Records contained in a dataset
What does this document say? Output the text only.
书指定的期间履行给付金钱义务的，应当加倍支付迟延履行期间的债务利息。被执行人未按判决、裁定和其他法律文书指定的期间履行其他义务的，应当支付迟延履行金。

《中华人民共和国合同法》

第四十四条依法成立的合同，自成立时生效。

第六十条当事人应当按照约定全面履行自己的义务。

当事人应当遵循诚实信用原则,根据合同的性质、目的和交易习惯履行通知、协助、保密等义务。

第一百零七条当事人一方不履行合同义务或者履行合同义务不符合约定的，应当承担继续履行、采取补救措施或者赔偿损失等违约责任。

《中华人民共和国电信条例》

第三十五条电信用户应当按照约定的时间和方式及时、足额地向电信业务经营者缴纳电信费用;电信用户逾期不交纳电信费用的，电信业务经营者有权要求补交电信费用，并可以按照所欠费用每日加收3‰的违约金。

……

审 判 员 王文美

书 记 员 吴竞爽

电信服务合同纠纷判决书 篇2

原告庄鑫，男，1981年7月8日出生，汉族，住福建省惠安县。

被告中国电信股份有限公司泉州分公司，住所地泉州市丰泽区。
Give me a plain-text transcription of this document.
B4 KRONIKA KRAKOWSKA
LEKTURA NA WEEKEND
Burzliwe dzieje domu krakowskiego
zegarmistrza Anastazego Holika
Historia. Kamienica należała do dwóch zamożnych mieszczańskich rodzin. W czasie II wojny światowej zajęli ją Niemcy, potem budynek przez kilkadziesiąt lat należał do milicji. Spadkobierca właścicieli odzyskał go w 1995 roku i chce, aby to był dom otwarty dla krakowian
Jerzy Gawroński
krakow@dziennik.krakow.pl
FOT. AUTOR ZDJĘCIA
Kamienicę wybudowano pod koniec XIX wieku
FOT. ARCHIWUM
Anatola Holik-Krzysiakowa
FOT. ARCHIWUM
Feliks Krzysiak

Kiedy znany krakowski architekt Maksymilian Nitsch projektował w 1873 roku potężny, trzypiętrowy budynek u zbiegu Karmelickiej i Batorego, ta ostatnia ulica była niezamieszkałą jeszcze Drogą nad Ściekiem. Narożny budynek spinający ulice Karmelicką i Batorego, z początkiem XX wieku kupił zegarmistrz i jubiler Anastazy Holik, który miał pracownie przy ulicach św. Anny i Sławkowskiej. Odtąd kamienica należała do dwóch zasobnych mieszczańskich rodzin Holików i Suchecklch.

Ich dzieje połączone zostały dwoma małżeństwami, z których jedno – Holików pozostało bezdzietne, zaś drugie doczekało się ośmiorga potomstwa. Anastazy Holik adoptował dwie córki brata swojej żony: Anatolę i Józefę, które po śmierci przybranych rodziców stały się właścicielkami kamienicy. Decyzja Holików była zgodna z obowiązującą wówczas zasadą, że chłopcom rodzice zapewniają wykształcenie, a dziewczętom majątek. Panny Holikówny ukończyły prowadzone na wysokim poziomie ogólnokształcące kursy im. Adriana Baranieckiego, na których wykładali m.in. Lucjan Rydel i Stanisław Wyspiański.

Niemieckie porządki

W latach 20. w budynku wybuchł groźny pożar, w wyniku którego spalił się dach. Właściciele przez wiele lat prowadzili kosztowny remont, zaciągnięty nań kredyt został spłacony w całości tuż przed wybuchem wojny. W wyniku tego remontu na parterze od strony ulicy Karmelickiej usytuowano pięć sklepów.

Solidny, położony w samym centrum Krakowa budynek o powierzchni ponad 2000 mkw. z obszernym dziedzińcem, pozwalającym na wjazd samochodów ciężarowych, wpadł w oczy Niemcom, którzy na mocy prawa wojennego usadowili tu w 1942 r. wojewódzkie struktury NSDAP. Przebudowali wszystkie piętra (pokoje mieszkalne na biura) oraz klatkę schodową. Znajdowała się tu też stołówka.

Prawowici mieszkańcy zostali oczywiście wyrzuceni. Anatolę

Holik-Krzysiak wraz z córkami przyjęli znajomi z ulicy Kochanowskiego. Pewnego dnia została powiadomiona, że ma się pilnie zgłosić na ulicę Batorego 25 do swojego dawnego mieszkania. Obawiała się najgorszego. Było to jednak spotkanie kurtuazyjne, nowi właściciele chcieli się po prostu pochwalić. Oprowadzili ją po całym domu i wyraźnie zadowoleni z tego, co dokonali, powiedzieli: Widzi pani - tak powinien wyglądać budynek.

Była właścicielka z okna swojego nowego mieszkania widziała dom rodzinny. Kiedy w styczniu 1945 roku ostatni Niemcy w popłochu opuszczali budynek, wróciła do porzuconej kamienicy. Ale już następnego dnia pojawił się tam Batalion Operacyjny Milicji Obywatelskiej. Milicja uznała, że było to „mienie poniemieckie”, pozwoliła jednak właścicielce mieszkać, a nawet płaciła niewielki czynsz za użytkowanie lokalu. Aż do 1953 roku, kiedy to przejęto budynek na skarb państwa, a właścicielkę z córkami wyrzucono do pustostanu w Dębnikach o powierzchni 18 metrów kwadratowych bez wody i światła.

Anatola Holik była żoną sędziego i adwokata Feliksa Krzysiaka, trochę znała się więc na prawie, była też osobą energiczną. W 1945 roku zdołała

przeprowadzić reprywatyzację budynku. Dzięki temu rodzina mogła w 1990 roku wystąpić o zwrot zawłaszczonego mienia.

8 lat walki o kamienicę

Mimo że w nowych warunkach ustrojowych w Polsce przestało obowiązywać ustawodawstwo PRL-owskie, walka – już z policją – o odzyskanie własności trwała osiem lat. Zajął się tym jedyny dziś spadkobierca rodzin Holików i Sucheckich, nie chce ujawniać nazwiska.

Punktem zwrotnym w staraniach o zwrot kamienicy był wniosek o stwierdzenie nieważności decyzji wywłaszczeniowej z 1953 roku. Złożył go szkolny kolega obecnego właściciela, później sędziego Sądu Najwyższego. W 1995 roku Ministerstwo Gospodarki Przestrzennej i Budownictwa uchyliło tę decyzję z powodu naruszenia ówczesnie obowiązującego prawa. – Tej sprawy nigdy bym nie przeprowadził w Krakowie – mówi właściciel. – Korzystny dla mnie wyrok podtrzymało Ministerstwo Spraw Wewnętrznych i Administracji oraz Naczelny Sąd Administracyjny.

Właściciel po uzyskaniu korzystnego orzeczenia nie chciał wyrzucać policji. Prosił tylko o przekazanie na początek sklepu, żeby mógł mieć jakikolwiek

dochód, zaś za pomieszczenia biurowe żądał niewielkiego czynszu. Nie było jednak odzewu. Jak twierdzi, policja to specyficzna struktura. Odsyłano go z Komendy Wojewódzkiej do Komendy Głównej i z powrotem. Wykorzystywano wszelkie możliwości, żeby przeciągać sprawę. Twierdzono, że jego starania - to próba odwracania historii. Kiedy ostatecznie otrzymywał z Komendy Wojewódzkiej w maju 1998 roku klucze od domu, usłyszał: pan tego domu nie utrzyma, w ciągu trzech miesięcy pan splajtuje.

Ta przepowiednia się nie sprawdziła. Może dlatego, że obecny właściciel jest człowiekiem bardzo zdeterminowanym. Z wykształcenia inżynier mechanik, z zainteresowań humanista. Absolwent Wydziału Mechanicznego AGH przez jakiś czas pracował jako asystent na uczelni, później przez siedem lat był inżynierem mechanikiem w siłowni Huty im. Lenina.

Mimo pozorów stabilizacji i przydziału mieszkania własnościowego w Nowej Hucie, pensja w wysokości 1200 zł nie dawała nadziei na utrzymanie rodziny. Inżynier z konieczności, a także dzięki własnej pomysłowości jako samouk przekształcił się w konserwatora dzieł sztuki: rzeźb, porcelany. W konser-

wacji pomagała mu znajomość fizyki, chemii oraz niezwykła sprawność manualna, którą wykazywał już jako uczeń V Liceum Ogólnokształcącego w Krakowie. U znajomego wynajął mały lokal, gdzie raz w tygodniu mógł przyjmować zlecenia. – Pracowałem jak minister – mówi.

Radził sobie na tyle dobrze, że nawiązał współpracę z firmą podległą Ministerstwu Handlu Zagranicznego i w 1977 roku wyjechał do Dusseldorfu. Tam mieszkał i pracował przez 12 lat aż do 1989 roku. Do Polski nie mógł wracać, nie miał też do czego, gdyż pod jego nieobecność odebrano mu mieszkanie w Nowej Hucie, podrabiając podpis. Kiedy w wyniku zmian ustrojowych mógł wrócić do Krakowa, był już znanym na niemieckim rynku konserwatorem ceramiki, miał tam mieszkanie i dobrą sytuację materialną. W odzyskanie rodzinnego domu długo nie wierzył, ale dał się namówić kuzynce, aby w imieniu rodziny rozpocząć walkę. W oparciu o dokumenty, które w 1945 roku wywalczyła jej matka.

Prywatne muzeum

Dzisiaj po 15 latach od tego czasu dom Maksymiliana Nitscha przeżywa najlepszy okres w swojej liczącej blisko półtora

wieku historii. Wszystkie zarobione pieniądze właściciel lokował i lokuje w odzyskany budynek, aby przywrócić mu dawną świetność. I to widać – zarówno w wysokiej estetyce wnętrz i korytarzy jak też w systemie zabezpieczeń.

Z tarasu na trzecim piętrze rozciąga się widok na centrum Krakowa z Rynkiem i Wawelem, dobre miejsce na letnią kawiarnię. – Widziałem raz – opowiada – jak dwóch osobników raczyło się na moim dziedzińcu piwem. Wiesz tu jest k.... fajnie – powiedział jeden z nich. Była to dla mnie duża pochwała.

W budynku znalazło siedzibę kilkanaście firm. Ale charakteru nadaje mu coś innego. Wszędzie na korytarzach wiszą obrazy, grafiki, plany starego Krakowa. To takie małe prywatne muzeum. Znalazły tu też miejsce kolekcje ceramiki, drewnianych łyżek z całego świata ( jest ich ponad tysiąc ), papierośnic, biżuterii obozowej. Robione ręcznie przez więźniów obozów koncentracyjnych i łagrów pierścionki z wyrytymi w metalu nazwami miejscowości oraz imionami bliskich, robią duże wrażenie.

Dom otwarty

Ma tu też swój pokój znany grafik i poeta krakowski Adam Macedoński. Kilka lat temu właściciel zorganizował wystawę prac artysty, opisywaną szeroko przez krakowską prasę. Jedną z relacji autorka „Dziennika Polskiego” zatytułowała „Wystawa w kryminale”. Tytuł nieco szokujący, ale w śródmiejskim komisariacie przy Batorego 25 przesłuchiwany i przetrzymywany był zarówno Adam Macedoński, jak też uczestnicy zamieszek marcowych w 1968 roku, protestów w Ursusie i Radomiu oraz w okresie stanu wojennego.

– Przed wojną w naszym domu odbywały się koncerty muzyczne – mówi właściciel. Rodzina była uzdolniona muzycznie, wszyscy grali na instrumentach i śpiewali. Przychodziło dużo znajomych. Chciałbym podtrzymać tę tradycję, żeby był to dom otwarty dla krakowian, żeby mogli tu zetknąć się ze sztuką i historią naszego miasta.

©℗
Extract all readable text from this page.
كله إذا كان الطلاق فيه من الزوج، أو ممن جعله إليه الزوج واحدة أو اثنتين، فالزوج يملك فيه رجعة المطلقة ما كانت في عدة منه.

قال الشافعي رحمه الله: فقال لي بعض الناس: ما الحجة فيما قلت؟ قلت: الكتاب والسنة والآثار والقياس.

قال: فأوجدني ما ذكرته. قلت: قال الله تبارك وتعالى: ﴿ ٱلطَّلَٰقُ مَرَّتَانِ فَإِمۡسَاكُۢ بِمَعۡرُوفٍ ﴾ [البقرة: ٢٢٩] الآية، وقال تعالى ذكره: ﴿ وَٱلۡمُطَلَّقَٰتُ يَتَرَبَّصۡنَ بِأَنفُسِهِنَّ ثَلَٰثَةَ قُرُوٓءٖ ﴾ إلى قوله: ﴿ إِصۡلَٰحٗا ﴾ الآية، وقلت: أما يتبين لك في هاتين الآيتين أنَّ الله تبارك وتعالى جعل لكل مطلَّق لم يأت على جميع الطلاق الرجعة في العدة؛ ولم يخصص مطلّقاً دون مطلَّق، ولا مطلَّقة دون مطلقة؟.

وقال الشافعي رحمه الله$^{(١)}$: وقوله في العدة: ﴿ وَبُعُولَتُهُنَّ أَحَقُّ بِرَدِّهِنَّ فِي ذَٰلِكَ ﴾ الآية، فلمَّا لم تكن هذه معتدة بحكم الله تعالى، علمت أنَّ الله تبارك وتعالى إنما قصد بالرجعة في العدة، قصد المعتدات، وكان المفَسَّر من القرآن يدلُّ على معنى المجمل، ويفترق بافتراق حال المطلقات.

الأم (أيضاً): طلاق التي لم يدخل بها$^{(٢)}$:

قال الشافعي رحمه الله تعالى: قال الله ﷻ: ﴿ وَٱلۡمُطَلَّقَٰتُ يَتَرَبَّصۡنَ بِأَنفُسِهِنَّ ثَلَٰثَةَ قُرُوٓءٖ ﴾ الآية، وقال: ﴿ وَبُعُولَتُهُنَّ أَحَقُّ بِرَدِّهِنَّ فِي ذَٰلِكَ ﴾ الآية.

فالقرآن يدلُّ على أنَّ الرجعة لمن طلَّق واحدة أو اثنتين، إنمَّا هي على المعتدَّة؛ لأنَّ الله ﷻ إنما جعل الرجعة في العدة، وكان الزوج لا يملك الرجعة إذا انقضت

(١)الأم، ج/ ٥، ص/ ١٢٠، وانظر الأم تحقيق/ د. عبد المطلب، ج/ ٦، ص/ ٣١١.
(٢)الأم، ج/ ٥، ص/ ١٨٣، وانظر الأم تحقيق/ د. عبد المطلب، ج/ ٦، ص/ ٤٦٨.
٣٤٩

*The request*. Reply with the number of lines in the preceding entries that contain "chce", and no other words.

*The answer*. 2